<<<<

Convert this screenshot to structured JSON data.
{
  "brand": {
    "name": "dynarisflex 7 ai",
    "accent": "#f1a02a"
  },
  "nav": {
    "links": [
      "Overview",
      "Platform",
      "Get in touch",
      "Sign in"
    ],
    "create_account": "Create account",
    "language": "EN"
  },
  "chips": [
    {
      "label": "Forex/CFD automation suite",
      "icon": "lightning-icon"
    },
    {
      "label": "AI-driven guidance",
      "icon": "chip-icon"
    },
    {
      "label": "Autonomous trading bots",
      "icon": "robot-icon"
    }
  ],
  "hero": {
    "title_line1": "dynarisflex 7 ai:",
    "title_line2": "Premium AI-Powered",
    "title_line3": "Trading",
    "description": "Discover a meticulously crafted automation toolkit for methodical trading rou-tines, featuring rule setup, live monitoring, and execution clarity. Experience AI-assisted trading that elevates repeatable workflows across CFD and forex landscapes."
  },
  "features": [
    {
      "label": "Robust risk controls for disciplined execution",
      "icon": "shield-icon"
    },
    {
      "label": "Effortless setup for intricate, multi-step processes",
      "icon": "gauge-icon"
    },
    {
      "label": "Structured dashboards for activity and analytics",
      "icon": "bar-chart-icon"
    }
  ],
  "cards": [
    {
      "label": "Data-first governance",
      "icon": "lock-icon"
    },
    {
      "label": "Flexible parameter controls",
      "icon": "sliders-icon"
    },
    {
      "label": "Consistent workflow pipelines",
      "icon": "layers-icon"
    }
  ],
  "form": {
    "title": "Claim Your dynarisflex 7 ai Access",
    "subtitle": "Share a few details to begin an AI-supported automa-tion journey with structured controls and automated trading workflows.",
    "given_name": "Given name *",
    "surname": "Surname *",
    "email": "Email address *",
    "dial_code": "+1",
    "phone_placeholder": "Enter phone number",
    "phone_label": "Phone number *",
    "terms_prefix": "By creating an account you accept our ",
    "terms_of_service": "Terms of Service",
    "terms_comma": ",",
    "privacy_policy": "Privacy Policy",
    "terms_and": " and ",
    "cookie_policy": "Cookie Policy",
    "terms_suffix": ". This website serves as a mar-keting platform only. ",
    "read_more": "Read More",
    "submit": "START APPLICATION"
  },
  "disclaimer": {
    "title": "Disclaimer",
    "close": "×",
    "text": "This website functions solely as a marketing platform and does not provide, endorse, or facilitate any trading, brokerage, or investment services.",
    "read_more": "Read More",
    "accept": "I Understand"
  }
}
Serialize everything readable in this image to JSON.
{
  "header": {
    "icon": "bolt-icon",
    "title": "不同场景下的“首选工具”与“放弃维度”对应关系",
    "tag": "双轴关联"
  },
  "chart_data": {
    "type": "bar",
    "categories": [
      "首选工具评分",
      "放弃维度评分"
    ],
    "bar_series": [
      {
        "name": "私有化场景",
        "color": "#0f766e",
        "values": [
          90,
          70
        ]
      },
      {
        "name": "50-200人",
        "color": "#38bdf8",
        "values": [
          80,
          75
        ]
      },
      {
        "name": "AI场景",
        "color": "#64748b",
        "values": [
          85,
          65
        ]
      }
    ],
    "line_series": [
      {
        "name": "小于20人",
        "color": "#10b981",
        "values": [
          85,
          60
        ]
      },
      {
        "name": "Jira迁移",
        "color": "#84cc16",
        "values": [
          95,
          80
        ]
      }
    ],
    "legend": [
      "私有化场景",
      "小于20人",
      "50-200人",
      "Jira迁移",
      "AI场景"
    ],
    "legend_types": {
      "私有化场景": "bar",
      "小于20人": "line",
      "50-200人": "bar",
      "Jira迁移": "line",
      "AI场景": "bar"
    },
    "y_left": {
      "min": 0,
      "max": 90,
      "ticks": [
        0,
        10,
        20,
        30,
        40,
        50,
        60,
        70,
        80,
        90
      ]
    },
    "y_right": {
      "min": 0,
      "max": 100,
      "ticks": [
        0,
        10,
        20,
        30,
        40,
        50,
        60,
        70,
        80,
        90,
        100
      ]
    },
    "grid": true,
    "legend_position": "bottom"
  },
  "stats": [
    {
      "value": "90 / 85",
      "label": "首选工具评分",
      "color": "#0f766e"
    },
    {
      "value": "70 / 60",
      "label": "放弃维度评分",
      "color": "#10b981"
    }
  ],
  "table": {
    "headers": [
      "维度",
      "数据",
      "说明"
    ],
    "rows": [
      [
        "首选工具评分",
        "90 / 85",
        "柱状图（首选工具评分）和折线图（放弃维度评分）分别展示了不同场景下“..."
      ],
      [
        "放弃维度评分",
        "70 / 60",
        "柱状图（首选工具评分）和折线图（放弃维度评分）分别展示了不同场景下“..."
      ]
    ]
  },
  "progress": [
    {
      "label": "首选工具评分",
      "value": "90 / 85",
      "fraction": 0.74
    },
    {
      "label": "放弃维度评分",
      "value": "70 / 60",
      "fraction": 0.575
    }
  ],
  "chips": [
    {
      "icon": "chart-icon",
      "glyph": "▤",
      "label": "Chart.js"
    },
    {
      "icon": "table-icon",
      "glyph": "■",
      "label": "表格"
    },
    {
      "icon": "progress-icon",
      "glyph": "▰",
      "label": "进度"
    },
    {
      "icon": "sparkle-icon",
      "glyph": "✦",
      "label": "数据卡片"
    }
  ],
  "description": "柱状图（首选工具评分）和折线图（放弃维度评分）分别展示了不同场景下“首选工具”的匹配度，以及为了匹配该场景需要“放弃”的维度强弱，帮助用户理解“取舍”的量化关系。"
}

>>>>

• Exercise
Copy the material above verbatim.

• Solution for this exercise
Convert this screenshot to structured JSON data.
{
  "brand": {
    "name": "dynarisflex 7 ai",
    "accent": "#f1a02a"
  },
  "nav": {
    "links": [
      "Overview",
      "Platform",
      "Get in touch",
      "Sign in"
    ],
    "create_account": "Create account",
    "language": "EN"
  },
  "chips": [
    {
      "label": "Forex/CFD automation suite",
      "icon": "lightning-icon"
    },
    {
      "label": "AI-driven guidance",
      "icon": "chip-icon"
    },
    {
      "label": "Autonomous trading bots",
      "icon": "robot-icon"
    }
  ],
  "hero": {
    "title_line1": "dynarisflex 7 ai:",
    "title_line2": "Premium AI-Powered",
    "title_line3": "Trading",
    "description": "Discover a meticulously crafted automation toolkit for methodical trading rou-tines, featuring rule setup, live monitoring, and execution clarity. Experience AI-assisted trading that elevates repeatable workflows across CFD and forex landscapes."
  },
  "features": [
    {
      "label": "Robust risk controls for disciplined execution",
      "icon": "shield-icon"
    },
    {
      "label": "Effortless setup for intricate, multi-step processes",
      "icon": "gauge-icon"
    },
    {
      "label": "Structured dashboards for activity and analytics",
      "icon": "bar-chart-icon"
    }
  ],
  "cards": [
    {
      "label": "Data-first governance",
      "icon": "lock-icon"
    },
    {
      "label": "Flexible parameter controls",
      "icon": "sliders-icon"
    },
    {
      "label": "Consistent workflow pipelines",
      "icon": "layers-icon"
    }
  ],
  "form": {
    "title": "Claim Your dynarisflex 7 ai Access",
    "subtitle": "Share a few details to begin an AI-supported automa-tion journey with structured controls and automated trading workflows.",
    "given_name": "Given name *",
    "surname": "Surname *",
    "email": "Email address *",
    "dial_code": "+1",
    "phone_placeholder": "Enter phone number",
    "phone_label": "Phone number *",
    "terms_prefix": "By creating an account you accept our ",
    "terms_of_service": "Terms of Service",
    "terms_comma": ",",
    "privacy_policy": "Privacy Policy",
    "terms_and": " and ",
    "cookie_policy": "Cookie Policy",
    "terms_suffix": ". This website serves as a mar-keting platform only. ",
    "read_more": "Read More",
    "submit": "START APPLICATION"
  },
  "disclaimer": {
    "title": "Disclaimer",
    "close": "×",
    "text": "This website functions solely as a marketing platform and does not provide, endorse, or facilitate any trading, brokerage, or investment services.",
    "read_more": "Read More",
    "accept": "I Understand"
  }
}
Serialize everything readable in this image to JSON.
{
  "header": {
    "icon": "bolt-icon",
    "title": "不同场景下的“首选工具”与“放弃维度”对应关系",
    "tag": "双轴关联"
  },
  "chart_data": {
    "type": "bar",
    "categories": [
      "首选工具评分",
      "放弃维度评分"
    ],
    "bar_series": [
      {
        "name": "私有化场景",
        "color": "#0f766e",
        "values": [
          90,
          70
        ]
      },
      {
        "name": "50-200人",
        "color": "#38bdf8",
        "values": [
          80,
          75
        ]
      },
      {
        "name": "AI场景",
        "color": "#64748b",
        "values": [
          85,
          65
        ]
      }
    ],
    "line_series": [
      {
        "name": "小于20人",
        "color": "#10b981",
        "values": [
          85,
          60
        ]
      },
      {
        "name": "Jira迁移",
        "color": "#84cc16",
        "values": [
          95,
          80
        ]
      }
    ],
    "legend": [
      "私有化场景",
      "小于20人",
      "50-200人",
      "Jira迁移",
      "AI场景"
    ],
    "legend_types": {
      "私有化场景": "bar",
      "小于20人": "line",
      "50-200人": "bar",
      "Jira迁移": "line",
      "AI场景": "bar"
    },
    "y_left": {
      "min": 0,
      "max": 90,
      "ticks": [
        0,
        10,
        20,
        30,
        40,
        50,
        60,
        70,
        80,
        90
      ]
    },
    "y_right": {
      "min": 0,
      "max": 100,
      "ticks": [
        0,
        10,
        20,
        30,
        40,
        50,
        60,
        70,
        80,
        90,
        100
      ]
    },
    "grid": true,
    "legend_position": "bottom"
  },
  "stats": [
    {
      "value": "90 / 85",
      "label": "首选工具评分",
      "color": "#0f766e"
    },
    {
      "value": "70 / 60",
      "label": "放弃维度评分",
      "color": "#10b981"
    }
  ],
  "table": {
    "headers": [
      "维度",
      "数据",
      "说明"
    ],
    "rows": [
      [
        "首选工具评分",
        "90 / 85",
        "柱状图（首选工具评分）和折线图（放弃维度评分）分别展示了不同场景下“..."
      ],
      [
        "放弃维度评分",
        "70 / 60",
        "柱状图（首选工具评分）和折线图（放弃维度评分）分别展示了不同场景下“..."
      ]
    ]
  },
  "progress": [
    {
      "label": "首选工具评分",
      "value": "90 / 85",
      "fraction": 0.74
    },
    {
      "label": "放弃维度评分",
      "value": "70 / 60",
      "fraction": 0.575
    }
  ],
  "chips": [
    {
      "icon": "chart-icon",
      "glyph": "▤",
      "label": "Chart.js"
    },
    {
      "icon": "table-icon",
      "glyph": "■",
      "label": "表格"
    },
    {
      "icon": "progress-icon",
      "glyph": "▰",
      "label": "进度"
    },
    {
      "icon": "sparkle-icon",
      "glyph": "✦",
      "label": "数据卡片"
    }
  ],
  "description": "柱状图（首选工具评分）和折线图（放弃维度评分）分别展示了不同场景下“首选工具”的匹配度，以及为了匹配该场景需要“放弃”的维度强弱，帮助用户理解“取舍”的量化关系。"
}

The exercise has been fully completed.